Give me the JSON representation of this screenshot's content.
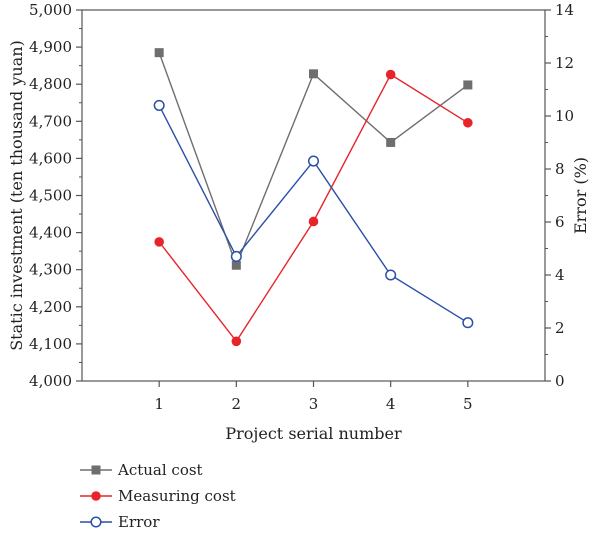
{
  "chart_data": {
    "type": "line",
    "categories": [
      "1",
      "2",
      "3",
      "4",
      "5"
    ],
    "xlabel": "Project serial number",
    "ylabel_left": "Static investment (ten thousand yuan)",
    "ylabel_right": "Error (%)",
    "ylim_left": [
      4000,
      5000
    ],
    "ylim_right": [
      0,
      14
    ],
    "yticks_left": [
      "4,000",
      "4,100",
      "4,200",
      "4,300",
      "4,400",
      "4,500",
      "4,600",
      "4,700",
      "4,800",
      "4,900",
      "5,000"
    ],
    "yticks_right": [
      "0",
      "2",
      "4",
      "6",
      "8",
      "10",
      "12",
      "14"
    ],
    "grid": false,
    "legend_position": "bottom-left",
    "series": [
      {
        "name": "Actual cost",
        "axis": "left",
        "marker": "square",
        "color": "#6e6e6e",
        "values": [
          4885,
          4312,
          4828,
          4643,
          4798
        ]
      },
      {
        "name": "Measuring cost",
        "axis": "left",
        "marker": "filled-circle",
        "color": "#e8242b",
        "values": [
          4375,
          4107,
          4430,
          4826,
          4696
        ]
      },
      {
        "name": "Error",
        "axis": "right",
        "marker": "open-circle",
        "color": "#2b4fa8",
        "values": [
          10.4,
          4.7,
          8.3,
          4.0,
          2.2
        ]
      }
    ]
  }
}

= = = =

TASK OBJECTIVE: Copy the data word for word. Pictures do not go in the copy.

OUTPUT OF THE EXERCISE:
Give me the JSON representation of this screenshot's content.
{
  "chart_data": {
    "type": "line",
    "categories": [
      "1",
      "2",
      "3",
      "4",
      "5"
    ],
    "xlabel": "Project serial number",
    "ylabel_left": "Static investment (ten thousand yuan)",
    "ylabel_right": "Error (%)",
    "ylim_left": [
      4000,
      5000
    ],
    "ylim_right": [
      0,
      14
    ],
    "yticks_left": [
      "4,000",
      "4,100",
      "4,200",
      "4,300",
      "4,400",
      "4,500",
      "4,600",
      "4,700",
      "4,800",
      "4,900",
      "5,000"
    ],
    "yticks_right": [
      "0",
      "2",
      "4",
      "6",
      "8",
      "10",
      "12",
      "14"
    ],
    "grid": false,
    "legend_position": "bottom-left",
    "series": [
      {
        "name": "Actual cost",
        "axis": "left",
        "marker": "square",
        "color": "#6e6e6e",
        "values": [
          4885,
          4312,
          4828,
          4643,
          4798
        ]
      },
      {
        "name": "Measuring cost",
        "axis": "left",
        "marker": "filled-circle",
        "color": "#e8242b",
        "values": [
          4375,
          4107,
          4430,
          4826,
          4696
        ]
      },
      {
        "name": "Error",
        "axis": "right",
        "marker": "open-circle",
        "color": "#2b4fa8",
        "values": [
          10.4,
          4.7,
          8.3,
          4.0,
          2.2
        ]
      }
    ]
  }
}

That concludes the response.